What to do. Of the lines listed below, how many contain the string "Soaring"? Answer with the number alone.

## begin Provided data

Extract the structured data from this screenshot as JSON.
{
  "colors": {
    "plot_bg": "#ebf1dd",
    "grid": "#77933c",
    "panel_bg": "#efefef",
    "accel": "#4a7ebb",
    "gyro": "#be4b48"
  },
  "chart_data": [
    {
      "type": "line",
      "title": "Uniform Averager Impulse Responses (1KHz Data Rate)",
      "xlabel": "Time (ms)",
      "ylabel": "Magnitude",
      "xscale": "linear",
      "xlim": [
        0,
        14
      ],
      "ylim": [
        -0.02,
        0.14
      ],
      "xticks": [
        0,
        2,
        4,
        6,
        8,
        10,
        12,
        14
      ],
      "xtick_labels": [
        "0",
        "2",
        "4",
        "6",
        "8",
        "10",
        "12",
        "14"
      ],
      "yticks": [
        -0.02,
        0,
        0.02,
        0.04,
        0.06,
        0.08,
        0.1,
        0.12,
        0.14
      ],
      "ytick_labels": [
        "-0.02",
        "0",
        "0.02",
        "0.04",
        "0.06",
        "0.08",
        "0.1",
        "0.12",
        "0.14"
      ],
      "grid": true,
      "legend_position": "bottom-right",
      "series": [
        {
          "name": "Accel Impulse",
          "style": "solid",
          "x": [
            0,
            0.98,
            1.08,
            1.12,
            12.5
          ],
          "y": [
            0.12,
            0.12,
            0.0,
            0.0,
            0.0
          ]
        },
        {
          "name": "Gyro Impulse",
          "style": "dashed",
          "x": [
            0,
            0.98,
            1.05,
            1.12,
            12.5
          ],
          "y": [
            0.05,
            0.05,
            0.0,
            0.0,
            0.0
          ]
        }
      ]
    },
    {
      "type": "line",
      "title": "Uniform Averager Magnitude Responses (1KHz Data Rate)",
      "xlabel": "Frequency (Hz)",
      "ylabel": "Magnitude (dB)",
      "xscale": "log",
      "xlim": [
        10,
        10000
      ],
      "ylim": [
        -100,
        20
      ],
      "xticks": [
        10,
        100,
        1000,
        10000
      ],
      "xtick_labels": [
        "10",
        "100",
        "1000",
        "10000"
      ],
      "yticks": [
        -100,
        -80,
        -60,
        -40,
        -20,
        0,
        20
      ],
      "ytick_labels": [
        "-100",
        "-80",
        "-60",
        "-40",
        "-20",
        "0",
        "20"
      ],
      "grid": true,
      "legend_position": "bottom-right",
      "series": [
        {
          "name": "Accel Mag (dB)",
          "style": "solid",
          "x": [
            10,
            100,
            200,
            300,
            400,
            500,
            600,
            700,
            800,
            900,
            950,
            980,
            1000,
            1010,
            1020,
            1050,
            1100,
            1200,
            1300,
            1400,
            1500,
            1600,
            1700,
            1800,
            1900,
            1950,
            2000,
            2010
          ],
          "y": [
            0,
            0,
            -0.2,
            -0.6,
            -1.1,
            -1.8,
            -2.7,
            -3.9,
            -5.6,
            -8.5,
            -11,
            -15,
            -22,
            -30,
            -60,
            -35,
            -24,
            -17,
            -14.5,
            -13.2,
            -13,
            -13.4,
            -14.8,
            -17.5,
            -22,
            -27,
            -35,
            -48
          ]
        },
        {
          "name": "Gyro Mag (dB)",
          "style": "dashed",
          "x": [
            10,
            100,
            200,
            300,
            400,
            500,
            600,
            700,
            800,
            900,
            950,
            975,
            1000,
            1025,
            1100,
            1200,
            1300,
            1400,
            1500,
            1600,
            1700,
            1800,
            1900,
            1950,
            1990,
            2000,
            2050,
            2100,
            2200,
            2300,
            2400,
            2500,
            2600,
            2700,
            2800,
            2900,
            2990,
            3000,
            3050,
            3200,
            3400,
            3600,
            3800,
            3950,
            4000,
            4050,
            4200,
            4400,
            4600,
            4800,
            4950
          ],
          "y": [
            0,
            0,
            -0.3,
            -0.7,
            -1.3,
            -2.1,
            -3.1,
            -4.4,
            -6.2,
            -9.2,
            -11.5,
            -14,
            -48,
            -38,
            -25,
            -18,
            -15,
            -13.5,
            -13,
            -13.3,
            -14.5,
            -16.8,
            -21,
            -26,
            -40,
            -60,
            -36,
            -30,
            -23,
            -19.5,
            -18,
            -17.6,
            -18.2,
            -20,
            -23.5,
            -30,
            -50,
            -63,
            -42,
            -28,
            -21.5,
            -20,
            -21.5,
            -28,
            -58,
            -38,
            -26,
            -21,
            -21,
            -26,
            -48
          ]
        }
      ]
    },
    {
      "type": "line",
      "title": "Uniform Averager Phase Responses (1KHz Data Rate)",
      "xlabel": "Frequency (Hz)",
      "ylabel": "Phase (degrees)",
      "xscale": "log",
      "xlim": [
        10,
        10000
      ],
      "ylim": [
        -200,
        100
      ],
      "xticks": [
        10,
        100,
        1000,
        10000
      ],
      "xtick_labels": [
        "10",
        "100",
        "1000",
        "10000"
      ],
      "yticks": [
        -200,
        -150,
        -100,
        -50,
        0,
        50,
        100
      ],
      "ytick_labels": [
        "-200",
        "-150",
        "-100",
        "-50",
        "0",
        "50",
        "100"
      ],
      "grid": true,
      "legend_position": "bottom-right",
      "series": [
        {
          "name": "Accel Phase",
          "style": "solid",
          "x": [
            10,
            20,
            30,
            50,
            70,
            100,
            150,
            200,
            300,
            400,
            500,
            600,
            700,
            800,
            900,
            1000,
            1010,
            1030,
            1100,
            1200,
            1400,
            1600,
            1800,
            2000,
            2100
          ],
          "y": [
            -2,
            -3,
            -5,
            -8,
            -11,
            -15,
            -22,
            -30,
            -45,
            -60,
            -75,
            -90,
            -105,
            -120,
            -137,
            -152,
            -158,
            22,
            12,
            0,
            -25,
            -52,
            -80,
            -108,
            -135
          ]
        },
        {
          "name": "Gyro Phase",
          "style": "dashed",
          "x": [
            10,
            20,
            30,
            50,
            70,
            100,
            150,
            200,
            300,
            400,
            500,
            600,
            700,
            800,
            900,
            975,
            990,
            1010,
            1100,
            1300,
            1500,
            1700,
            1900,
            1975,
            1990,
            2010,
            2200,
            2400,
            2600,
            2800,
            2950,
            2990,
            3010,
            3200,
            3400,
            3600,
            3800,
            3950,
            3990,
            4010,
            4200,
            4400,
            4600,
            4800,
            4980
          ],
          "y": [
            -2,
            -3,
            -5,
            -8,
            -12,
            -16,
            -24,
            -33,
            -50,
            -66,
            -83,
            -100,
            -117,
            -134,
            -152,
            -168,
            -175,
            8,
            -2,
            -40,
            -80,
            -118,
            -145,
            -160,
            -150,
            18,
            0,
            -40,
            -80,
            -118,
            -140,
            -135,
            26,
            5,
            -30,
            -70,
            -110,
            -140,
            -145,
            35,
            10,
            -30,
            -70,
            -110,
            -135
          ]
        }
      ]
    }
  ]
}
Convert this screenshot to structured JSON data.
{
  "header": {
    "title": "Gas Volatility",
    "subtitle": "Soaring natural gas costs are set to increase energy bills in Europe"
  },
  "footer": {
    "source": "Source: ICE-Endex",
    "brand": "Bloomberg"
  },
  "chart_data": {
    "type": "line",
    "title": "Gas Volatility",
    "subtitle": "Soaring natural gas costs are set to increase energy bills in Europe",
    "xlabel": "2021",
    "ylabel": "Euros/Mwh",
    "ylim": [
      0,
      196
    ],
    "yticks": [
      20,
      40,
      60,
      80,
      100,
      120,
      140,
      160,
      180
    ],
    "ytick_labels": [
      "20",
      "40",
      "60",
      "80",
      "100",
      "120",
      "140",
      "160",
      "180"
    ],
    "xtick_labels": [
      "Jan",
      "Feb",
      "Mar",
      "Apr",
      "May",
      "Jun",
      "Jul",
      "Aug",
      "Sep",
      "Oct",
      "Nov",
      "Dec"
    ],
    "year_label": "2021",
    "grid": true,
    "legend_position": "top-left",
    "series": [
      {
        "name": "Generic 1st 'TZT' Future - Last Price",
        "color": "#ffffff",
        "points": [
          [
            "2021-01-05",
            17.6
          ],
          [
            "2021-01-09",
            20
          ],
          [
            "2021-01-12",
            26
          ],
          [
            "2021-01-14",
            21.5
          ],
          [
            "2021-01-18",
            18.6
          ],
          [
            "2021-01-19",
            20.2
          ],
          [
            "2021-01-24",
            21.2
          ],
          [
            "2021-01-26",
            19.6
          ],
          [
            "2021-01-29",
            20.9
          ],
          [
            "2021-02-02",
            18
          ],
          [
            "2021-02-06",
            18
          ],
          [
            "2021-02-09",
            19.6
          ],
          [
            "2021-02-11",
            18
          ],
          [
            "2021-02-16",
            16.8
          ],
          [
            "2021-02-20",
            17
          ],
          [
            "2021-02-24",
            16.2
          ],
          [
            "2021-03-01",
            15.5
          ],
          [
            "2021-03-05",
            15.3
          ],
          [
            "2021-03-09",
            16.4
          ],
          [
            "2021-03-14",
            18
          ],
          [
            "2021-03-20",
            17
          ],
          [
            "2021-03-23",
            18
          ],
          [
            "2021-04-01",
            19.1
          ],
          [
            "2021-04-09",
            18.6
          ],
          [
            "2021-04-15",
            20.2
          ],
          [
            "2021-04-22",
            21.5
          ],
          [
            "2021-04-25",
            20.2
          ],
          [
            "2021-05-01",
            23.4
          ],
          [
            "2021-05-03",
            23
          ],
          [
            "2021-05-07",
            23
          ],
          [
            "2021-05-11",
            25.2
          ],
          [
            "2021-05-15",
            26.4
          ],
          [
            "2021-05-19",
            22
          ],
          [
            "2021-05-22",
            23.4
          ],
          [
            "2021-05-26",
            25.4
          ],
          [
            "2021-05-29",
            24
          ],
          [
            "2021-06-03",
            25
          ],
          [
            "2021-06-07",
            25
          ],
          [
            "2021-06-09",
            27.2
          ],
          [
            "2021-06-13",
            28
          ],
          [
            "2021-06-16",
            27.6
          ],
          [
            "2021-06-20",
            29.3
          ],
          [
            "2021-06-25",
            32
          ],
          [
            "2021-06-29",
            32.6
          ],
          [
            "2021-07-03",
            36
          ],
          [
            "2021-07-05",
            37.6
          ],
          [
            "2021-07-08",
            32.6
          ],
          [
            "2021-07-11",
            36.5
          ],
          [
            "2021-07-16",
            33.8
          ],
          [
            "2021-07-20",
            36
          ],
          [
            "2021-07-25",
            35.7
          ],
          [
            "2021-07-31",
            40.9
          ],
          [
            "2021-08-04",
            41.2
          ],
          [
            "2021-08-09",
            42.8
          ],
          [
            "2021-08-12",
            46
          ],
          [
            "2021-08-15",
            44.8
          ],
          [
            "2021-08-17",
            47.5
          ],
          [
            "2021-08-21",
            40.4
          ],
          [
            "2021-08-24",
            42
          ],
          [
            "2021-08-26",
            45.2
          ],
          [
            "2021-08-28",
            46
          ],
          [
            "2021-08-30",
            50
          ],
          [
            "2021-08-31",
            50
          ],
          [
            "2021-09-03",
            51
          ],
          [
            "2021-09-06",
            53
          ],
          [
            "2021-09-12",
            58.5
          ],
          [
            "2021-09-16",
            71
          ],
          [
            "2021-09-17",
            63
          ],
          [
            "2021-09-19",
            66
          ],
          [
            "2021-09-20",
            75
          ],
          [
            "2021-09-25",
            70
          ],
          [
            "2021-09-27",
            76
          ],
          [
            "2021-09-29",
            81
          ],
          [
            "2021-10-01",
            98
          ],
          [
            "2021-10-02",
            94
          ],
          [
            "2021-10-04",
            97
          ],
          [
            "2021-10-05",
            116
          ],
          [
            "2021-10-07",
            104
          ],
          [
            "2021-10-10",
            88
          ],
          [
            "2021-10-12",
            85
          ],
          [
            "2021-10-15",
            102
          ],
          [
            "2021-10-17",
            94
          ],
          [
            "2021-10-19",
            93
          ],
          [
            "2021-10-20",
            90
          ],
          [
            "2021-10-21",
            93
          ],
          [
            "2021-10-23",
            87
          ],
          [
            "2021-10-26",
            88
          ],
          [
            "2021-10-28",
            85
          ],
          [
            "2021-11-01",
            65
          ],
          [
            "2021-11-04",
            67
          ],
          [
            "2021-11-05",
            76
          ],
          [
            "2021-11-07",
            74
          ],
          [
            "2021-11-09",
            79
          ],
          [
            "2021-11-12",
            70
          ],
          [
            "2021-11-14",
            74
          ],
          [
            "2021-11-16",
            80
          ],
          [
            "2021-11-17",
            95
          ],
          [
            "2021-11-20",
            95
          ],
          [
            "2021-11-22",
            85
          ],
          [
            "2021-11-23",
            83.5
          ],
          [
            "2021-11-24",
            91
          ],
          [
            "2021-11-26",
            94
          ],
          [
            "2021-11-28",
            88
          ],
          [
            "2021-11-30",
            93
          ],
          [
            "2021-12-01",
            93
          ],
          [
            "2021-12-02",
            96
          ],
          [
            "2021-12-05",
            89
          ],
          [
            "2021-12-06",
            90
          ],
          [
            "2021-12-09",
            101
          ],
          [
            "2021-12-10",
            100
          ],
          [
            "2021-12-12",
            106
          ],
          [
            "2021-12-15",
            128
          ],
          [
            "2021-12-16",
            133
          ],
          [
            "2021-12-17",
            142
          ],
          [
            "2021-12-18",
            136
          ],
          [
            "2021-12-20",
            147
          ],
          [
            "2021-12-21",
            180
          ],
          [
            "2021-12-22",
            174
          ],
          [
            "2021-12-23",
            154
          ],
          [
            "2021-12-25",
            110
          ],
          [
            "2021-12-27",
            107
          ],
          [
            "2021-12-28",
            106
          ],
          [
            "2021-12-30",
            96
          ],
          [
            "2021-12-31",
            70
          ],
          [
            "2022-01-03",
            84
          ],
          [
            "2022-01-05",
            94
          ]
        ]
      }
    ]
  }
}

## end Provided data

Task solution. 2